**Extracted records**
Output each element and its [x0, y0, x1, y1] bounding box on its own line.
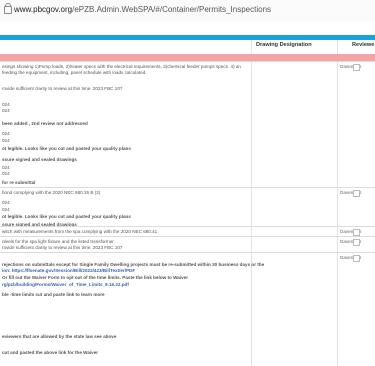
row-checkbox[interactable]	[353, 255, 360, 262]
address-bar[interactable]: www.pbcgov.org/ePZB.Admin.WebSPA/#/Conta…	[0, 0, 375, 23]
comment-line: Or fill out the Waiver Form to opt out o…	[2, 275, 188, 280]
column-drawing-designation: Drawing Designation	[256, 42, 312, 48]
comment-line: eviewers that are allowed by the state l…	[2, 334, 117, 339]
comment-line: 024	[2, 131, 10, 136]
row-checkbox[interactable]	[353, 229, 360, 236]
comment-line: cut and pasted the above link for the Wa…	[2, 350, 99, 355]
comment-line: 024	[2, 207, 10, 212]
table-header: Drawing Designation Reviewe	[0, 40, 375, 55]
comment-line: ssure signed and sealed drawings	[2, 222, 77, 227]
comment-line: 024	[2, 108, 10, 113]
comment-line: rovide sufficient clarity to review at t…	[2, 245, 123, 250]
waiver-form-link[interactable]: rg/pzb/building/Forms/Waiver_of_Time_Lim…	[2, 282, 129, 288]
row-checkbox[interactable]	[353, 239, 360, 246]
lock-icon	[4, 3, 12, 14]
row-checkbox[interactable]	[353, 190, 360, 197]
comment-line: 024	[2, 200, 10, 205]
comment-line: witch with measurements from the spa com…	[2, 229, 158, 234]
comment-line: 024	[2, 171, 10, 176]
comment-line: for re submittal	[2, 180, 36, 185]
comment-line: been added , 2nd review not addressed	[2, 121, 88, 126]
highlight-row	[0, 54, 375, 61]
comment-line: ot legible. Looks like you cut and paste…	[2, 214, 131, 219]
comment-line: ble -time limits cut and paste link to l…	[2, 292, 105, 297]
comment-line: 024	[2, 138, 10, 143]
comment-line: ssure signed and sealed drawings	[2, 157, 77, 162]
waiver-link[interactable]: ion: https://flsenate.gov/Session/Bill/2…	[2, 268, 135, 274]
comment-line: feeding the equipment, including, panel …	[2, 70, 147, 75]
comment-line: rovide sufficient clarity to review at t…	[2, 86, 123, 91]
column-reviewer: Reviewe	[352, 42, 375, 48]
comment-line: ot legible. Looks like you cut and paste…	[2, 146, 131, 151]
comment-line: bond complying with the 2020 NEC 680.26 …	[2, 190, 101, 195]
row-checkbox[interactable]	[353, 64, 360, 71]
url-text[interactable]: www.pbcgov.org/ePZB.Admin.WebSPA/#/Conta…	[14, 5, 271, 14]
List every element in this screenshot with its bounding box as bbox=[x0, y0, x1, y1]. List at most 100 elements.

**Prompt**
Locate each line of the material above that contains the word "like" and copy those lines out in full.

**Finished task**
comment-line: ot legible. Looks like you cut and paste…	[2, 214, 131, 219]
comment-line: ot legible. Looks like you cut and paste…	[2, 146, 131, 151]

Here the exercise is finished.